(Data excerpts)
:::

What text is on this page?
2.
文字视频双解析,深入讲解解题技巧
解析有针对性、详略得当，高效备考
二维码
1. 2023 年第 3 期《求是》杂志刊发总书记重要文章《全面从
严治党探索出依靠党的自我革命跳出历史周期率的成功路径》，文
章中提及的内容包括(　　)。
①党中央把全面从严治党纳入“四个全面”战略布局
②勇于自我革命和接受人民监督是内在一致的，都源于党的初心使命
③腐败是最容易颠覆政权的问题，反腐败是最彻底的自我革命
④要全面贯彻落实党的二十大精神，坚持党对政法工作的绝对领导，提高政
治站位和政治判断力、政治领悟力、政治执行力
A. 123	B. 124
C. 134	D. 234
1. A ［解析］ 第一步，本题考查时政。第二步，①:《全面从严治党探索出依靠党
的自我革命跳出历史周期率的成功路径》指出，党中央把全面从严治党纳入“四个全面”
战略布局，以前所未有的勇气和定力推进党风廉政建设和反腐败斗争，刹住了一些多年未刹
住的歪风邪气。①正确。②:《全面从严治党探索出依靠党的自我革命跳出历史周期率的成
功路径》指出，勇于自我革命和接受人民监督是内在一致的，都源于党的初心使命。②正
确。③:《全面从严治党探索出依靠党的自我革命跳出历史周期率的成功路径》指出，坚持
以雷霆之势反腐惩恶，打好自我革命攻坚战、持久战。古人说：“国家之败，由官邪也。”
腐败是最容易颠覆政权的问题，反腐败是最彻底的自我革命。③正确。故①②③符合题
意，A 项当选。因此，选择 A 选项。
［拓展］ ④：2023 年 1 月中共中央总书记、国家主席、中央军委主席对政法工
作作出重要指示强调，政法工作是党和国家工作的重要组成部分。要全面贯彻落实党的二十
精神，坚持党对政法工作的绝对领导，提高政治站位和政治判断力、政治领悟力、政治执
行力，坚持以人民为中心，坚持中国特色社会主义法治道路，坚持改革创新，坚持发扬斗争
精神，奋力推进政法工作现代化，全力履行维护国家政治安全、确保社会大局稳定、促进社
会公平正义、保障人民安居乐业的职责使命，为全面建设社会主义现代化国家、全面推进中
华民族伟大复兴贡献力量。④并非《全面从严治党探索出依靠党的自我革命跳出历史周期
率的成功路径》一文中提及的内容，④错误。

:::

Extract the listing in its entirety and repeat it exactly.

What text is on this page?
2.
文字视频双解析,深入讲解解题技巧
解析有针对性、详略得当，高效备考
二维码
1. 2023 年第 3 期《求是》杂志刊发总书记重要文章《全面从
严治党探索出依靠党的自我革命跳出历史周期率的成功路径》，文
章中提及的内容包括(　　)。
①党中央把全面从严治党纳入“四个全面”战略布局
②勇于自我革命和接受人民监督是内在一致的，都源于党的初心使命
③腐败是最容易颠覆政权的问题，反腐败是最彻底的自我革命
④要全面贯彻落实党的二十大精神，坚持党对政法工作的绝对领导，提高政
治站位和政治判断力、政治领悟力、政治执行力
A. 123	B. 124
C. 134	D. 234
1. A ［解析］ 第一步，本题考查时政。第二步，①:《全面从严治党探索出依靠党
的自我革命跳出历史周期率的成功路径》指出，党中央把全面从严治党纳入“四个全面”
战略布局，以前所未有的勇气和定力推进党风廉政建设和反腐败斗争，刹住了一些多年未刹
住的歪风邪气。①正确。②:《全面从严治党探索出依靠党的自我革命跳出历史周期率的成
功路径》指出，勇于自我革命和接受人民监督是内在一致的，都源于党的初心使命。②正
确。③:《全面从严治党探索出依靠党的自我革命跳出历史周期率的成功路径》指出，坚持
以雷霆之势反腐惩恶，打好自我革命攻坚战、持久战。古人说：“国家之败，由官邪也。”
腐败是最容易颠覆政权的问题，反腐败是最彻底的自我革命。③正确。故①②③符合题
意，A 项当选。因此，选择 A 选项。
［拓展］ ④：2023 年 1 月中共中央总书记、国家主席、中央军委主席对政法工
作作出重要指示强调，政法工作是党和国家工作的重要组成部分。要全面贯彻落实党的二十
精神，坚持党对政法工作的绝对领导，提高政治站位和政治判断力、政治领悟力、政治执
行力，坚持以人民为中心，坚持中国特色社会主义法治道路，坚持改革创新，坚持发扬斗争
精神，奋力推进政法工作现代化，全力履行维护国家政治安全、确保社会大局稳定、促进社
会公平正义、保障人民安居乐业的职责使命，为全面建设社会主义现代化国家、全面推进中
华民族伟大复兴贡献力量。④并非《全面从严治党探索出依靠党的自我革命跳出历史周期
率的成功路径》一文中提及的内容，④错误。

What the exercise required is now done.